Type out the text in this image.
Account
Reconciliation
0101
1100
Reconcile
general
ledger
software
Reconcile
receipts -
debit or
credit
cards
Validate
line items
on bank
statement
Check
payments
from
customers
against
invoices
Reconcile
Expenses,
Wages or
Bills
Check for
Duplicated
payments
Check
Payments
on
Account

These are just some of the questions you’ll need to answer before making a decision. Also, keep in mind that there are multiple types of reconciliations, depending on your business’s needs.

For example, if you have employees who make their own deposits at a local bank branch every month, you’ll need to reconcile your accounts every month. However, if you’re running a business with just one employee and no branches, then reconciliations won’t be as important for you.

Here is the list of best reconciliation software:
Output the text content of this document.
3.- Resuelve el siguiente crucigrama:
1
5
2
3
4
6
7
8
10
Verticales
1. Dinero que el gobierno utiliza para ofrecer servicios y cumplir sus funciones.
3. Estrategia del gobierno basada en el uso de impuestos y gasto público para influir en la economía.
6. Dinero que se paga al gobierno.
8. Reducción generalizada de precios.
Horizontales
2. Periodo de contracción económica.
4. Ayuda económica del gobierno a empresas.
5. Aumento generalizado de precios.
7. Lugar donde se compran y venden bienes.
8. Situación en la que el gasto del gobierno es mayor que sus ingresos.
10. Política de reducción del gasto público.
◇ ◇ ◇ ◇ ◇ ◇ ◇
Exercise
Your task is to transcribe the material exactly.

Task result
Type out the text in this image.
Account
Reconciliation
0101
1100
Reconcile
general
ledger
software
Reconcile
receipts -
debit or
credit
cards
Validate
line items
on bank
statement
Check
payments
from
customers
against
invoices
Reconcile
Expenses,
Wages or
Bills
Check for
Duplicated
payments
Check
Payments
on
Account

These are just some of the questions you’ll need to answer before making a decision. Also, keep in mind that there are multiple types of reconciliations, depending on your business’s needs.

For example, if you have employees who make their own deposits at a local bank branch every month, you’ll need to reconcile your accounts every month. However, if you’re running a business with just one employee and no branches, then reconciliations won’t be as important for you.

Here is the list of best reconciliation software:
Output the text content of this document.
3.- Resuelve el siguiente crucigrama:
1
5
2
3
4
6
7
8
10
Verticales
1. Dinero que el gobierno utiliza para ofrecer servicios y cumplir sus funciones.
3. Estrategia del gobierno basada en el uso de impuestos y gasto público para influir en la economía.
6. Dinero que se paga al gobierno.
8. Reducción generalizada de precios.
Horizontales
2. Periodo de contracción económica.
4. Ayuda económica del gobierno a empresas.
5. Aumento generalizado de precios.
7. Lugar donde se compran y venden bienes.
8. Situación en la que el gasto del gobierno es mayor que sus ingresos.
10. Política de reducción del gasto público.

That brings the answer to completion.